### STATED TASK
State the number of lines that contain "shirt", with no other text.

Stored data:

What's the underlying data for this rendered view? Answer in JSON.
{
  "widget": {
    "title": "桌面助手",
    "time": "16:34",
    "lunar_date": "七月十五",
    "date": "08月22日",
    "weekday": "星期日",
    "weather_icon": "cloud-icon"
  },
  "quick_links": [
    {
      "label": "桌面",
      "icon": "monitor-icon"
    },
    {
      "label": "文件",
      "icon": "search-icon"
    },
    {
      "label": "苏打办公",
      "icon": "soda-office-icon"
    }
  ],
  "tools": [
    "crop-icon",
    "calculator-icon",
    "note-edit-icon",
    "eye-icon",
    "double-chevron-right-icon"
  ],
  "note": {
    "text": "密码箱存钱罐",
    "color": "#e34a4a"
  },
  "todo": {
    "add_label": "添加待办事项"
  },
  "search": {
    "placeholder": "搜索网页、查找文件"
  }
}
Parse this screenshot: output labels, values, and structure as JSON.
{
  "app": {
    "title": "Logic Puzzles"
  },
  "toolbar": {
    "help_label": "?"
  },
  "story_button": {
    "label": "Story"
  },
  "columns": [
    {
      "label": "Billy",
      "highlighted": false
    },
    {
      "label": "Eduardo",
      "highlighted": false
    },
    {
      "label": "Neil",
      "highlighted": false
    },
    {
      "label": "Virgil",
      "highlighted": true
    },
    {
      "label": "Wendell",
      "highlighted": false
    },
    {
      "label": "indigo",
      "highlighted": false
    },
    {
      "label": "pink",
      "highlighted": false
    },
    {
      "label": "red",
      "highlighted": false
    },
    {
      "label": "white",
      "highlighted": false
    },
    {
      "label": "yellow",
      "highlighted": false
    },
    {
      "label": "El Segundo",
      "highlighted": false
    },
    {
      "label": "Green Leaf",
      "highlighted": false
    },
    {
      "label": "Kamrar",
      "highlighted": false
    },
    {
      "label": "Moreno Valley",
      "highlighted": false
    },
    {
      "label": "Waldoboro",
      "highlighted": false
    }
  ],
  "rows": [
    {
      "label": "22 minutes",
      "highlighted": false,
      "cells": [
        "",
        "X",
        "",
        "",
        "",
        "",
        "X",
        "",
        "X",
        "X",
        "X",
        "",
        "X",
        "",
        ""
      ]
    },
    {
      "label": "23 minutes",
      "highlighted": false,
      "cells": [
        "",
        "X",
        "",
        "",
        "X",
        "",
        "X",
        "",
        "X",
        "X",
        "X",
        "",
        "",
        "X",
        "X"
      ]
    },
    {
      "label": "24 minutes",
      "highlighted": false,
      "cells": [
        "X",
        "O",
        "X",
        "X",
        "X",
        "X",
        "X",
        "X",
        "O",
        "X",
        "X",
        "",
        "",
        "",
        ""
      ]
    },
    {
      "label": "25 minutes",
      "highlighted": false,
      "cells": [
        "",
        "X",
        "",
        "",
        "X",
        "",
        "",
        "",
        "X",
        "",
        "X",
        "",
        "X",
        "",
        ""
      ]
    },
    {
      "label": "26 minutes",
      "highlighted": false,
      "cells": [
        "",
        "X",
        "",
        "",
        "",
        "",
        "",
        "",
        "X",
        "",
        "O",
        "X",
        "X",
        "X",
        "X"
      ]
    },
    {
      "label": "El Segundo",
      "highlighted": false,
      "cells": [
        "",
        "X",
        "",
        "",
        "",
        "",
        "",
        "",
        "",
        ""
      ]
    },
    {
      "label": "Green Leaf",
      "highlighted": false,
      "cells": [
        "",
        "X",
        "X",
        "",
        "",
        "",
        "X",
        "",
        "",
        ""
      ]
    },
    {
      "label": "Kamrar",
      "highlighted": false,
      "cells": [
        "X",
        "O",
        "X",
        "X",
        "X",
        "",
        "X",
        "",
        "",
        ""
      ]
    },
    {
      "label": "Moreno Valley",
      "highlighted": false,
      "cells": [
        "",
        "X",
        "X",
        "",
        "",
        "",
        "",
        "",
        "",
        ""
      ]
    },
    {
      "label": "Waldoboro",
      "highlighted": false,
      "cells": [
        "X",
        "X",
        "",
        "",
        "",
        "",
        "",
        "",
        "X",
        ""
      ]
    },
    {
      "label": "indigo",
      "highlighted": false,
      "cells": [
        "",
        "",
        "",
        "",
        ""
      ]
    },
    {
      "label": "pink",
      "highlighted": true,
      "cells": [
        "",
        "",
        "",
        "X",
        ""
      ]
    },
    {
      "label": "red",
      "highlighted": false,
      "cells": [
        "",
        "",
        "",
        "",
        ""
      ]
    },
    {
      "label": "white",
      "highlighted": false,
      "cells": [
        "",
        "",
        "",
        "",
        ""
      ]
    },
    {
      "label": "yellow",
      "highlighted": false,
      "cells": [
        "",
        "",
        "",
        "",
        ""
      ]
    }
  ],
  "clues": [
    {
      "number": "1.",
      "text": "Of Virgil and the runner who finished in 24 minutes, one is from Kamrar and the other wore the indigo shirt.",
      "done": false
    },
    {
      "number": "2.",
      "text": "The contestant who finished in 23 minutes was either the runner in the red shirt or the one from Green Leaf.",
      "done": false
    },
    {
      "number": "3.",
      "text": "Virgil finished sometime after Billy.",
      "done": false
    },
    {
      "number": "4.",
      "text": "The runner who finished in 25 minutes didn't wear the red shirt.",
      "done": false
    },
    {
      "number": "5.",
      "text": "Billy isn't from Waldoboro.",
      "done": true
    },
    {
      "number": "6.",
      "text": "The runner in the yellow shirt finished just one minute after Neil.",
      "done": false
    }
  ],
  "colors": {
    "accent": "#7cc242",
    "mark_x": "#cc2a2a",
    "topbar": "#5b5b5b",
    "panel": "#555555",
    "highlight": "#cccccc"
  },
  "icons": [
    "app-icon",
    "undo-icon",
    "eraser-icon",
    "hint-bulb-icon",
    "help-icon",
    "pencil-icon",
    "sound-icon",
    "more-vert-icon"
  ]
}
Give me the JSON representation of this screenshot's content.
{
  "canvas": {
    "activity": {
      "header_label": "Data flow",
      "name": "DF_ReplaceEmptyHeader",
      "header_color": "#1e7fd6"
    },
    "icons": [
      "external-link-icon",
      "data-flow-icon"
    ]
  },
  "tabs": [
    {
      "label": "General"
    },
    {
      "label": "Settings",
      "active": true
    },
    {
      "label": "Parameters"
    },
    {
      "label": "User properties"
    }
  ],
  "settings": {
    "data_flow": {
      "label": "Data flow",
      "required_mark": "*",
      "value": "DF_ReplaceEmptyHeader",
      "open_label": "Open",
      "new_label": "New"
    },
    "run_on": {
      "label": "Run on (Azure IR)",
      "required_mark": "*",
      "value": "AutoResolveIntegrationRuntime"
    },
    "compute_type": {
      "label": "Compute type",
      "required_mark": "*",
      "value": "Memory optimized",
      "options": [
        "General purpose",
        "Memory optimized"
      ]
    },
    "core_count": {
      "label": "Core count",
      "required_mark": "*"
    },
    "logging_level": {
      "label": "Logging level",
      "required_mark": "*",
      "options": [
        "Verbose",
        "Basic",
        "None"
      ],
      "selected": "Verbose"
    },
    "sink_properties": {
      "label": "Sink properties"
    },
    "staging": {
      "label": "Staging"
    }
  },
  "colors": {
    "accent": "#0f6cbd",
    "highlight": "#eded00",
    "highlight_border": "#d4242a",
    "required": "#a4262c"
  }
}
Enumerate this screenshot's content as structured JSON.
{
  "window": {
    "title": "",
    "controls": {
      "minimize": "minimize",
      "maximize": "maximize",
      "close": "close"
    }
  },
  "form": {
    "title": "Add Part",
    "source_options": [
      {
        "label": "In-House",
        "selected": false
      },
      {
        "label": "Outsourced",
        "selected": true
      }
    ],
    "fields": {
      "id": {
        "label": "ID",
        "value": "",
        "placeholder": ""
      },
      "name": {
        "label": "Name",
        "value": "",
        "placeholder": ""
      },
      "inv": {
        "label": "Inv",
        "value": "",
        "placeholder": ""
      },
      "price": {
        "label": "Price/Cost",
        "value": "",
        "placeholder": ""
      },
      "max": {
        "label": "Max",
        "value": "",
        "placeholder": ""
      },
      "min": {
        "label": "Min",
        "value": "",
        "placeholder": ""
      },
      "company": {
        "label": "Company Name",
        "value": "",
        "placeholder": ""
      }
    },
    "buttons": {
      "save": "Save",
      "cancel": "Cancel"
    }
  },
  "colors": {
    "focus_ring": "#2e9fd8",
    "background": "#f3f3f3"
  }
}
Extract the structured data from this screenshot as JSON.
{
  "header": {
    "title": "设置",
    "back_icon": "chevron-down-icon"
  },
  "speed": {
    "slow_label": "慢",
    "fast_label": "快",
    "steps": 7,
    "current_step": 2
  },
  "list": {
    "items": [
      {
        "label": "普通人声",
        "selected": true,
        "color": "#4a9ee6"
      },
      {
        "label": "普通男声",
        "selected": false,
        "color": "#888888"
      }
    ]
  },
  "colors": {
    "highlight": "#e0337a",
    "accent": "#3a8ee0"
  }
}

### FINAL RESULT
4